Aim: Write the data out again, character for character, with no images.

Data for the task:
+---+

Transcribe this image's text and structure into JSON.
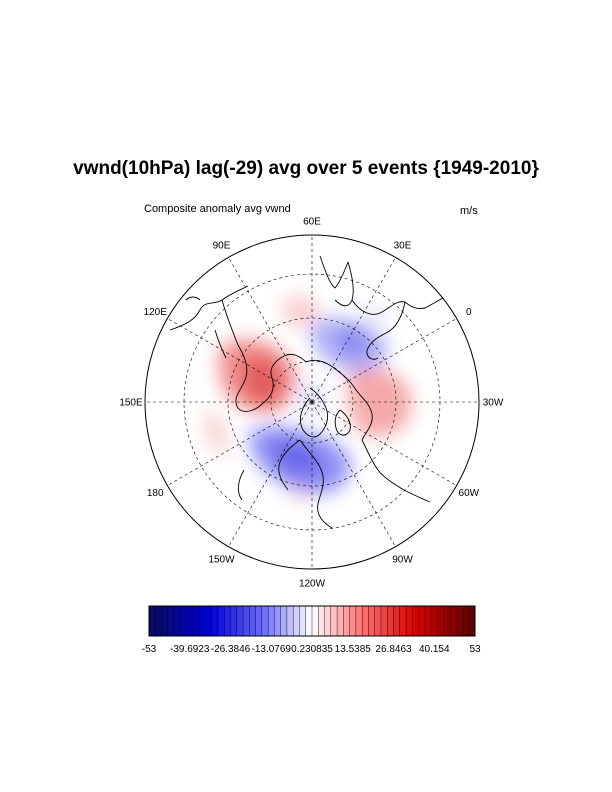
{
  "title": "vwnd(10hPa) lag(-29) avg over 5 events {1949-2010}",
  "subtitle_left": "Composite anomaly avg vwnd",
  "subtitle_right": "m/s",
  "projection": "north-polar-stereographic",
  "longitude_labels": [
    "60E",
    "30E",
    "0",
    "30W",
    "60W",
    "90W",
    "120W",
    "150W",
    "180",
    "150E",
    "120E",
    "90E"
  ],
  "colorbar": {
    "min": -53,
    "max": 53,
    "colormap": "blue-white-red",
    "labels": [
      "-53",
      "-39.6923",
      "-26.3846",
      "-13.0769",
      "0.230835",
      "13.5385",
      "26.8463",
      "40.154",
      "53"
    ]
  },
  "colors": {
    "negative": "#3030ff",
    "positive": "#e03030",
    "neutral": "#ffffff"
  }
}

+---+

Response to this exercise:
Transcribe this image's text and structure into JSON.
{
  "title": "vwnd(10hPa) lag(-29) avg over 5 events {1949-2010}",
  "subtitle_left": "Composite anomaly avg vwnd",
  "subtitle_right": "m/s",
  "projection": "north-polar-stereographic",
  "longitude_labels": [
    "60E",
    "30E",
    "0",
    "30W",
    "60W",
    "90W",
    "120W",
    "150W",
    "180",
    "150E",
    "120E",
    "90E"
  ],
  "colorbar": {
    "min": -53,
    "max": 53,
    "colormap": "blue-white-red",
    "labels": [
      "-53",
      "-39.6923",
      "-26.3846",
      "-13.0769",
      "0.230835",
      "13.5385",
      "26.8463",
      "40.154",
      "53"
    ]
  },
  "colors": {
    "negative": "#3030ff",
    "positive": "#e03030",
    "neutral": "#ffffff"
  }
}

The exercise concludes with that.